REQUIREMENT:
Show each line from the entries below that contains the string "legend".

Element position data:
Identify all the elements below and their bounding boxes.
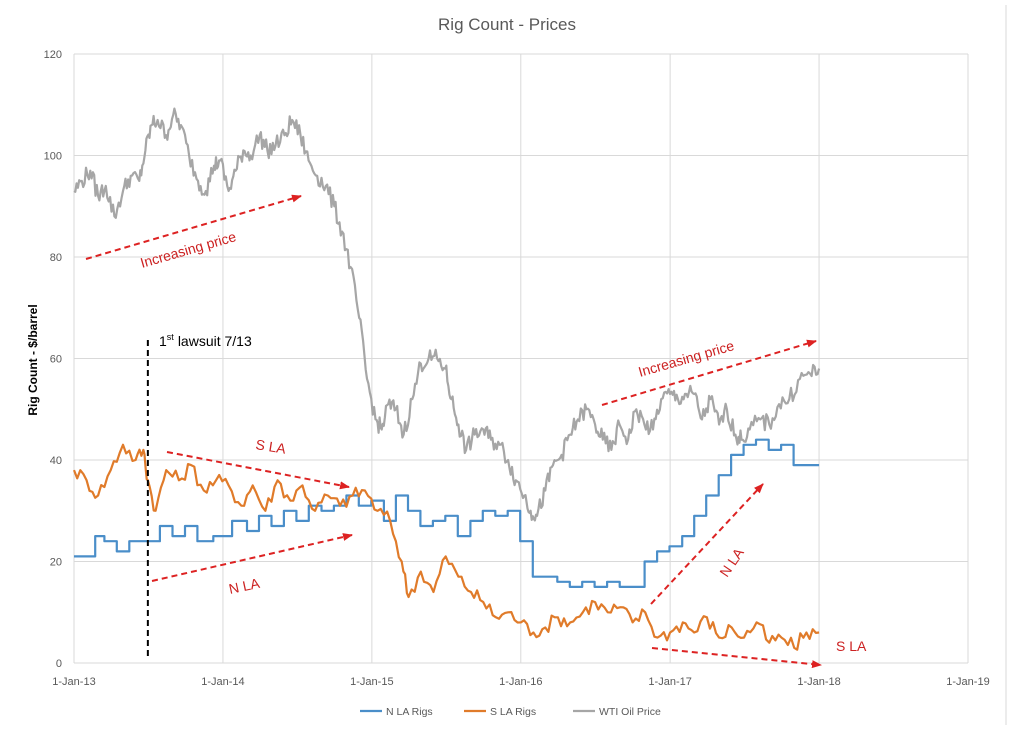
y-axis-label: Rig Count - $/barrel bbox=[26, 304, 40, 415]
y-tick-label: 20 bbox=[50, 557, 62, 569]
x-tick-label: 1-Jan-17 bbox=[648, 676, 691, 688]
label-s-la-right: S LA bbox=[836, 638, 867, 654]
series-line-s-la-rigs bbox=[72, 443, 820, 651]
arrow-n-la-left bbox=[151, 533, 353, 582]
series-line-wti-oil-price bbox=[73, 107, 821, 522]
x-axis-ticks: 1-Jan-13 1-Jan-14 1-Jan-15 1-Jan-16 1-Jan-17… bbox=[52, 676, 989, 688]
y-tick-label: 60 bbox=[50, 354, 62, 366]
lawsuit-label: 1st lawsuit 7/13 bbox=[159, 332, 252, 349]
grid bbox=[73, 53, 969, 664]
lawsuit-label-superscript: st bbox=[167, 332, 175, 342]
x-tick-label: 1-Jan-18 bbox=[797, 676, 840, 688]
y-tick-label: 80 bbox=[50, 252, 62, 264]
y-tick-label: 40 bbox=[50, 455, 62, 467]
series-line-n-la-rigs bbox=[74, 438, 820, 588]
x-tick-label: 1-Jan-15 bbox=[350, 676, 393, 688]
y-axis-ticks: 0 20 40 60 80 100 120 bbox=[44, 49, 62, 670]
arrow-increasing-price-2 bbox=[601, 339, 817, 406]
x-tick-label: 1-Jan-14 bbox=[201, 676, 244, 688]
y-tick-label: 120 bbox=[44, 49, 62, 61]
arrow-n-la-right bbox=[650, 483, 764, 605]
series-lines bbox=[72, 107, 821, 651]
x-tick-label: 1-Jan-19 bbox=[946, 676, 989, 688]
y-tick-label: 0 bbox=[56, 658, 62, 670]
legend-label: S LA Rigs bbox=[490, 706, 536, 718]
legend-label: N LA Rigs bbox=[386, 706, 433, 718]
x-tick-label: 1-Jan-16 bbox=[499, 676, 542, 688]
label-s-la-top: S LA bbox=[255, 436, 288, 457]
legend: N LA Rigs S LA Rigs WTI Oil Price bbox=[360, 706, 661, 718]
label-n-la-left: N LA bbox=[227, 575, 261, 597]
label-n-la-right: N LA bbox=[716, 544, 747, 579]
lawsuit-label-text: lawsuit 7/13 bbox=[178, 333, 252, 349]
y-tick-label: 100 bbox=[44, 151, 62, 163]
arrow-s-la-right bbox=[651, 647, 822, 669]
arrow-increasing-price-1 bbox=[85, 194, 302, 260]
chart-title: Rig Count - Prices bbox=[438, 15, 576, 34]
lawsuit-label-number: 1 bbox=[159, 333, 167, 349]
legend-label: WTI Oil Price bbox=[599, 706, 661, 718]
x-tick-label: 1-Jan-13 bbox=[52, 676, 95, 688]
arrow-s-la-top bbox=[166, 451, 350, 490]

TASK RESPONSE:
legend-label: S LA Rigs bbox=[490, 706, 536, 718]
legend-label: N LA Rigs bbox=[386, 706, 433, 718]
legend: N LA Rigs S LA Rigs WTI Oil Price bbox=[360, 706, 661, 718]
legend-label: WTI Oil Price bbox=[599, 706, 661, 718]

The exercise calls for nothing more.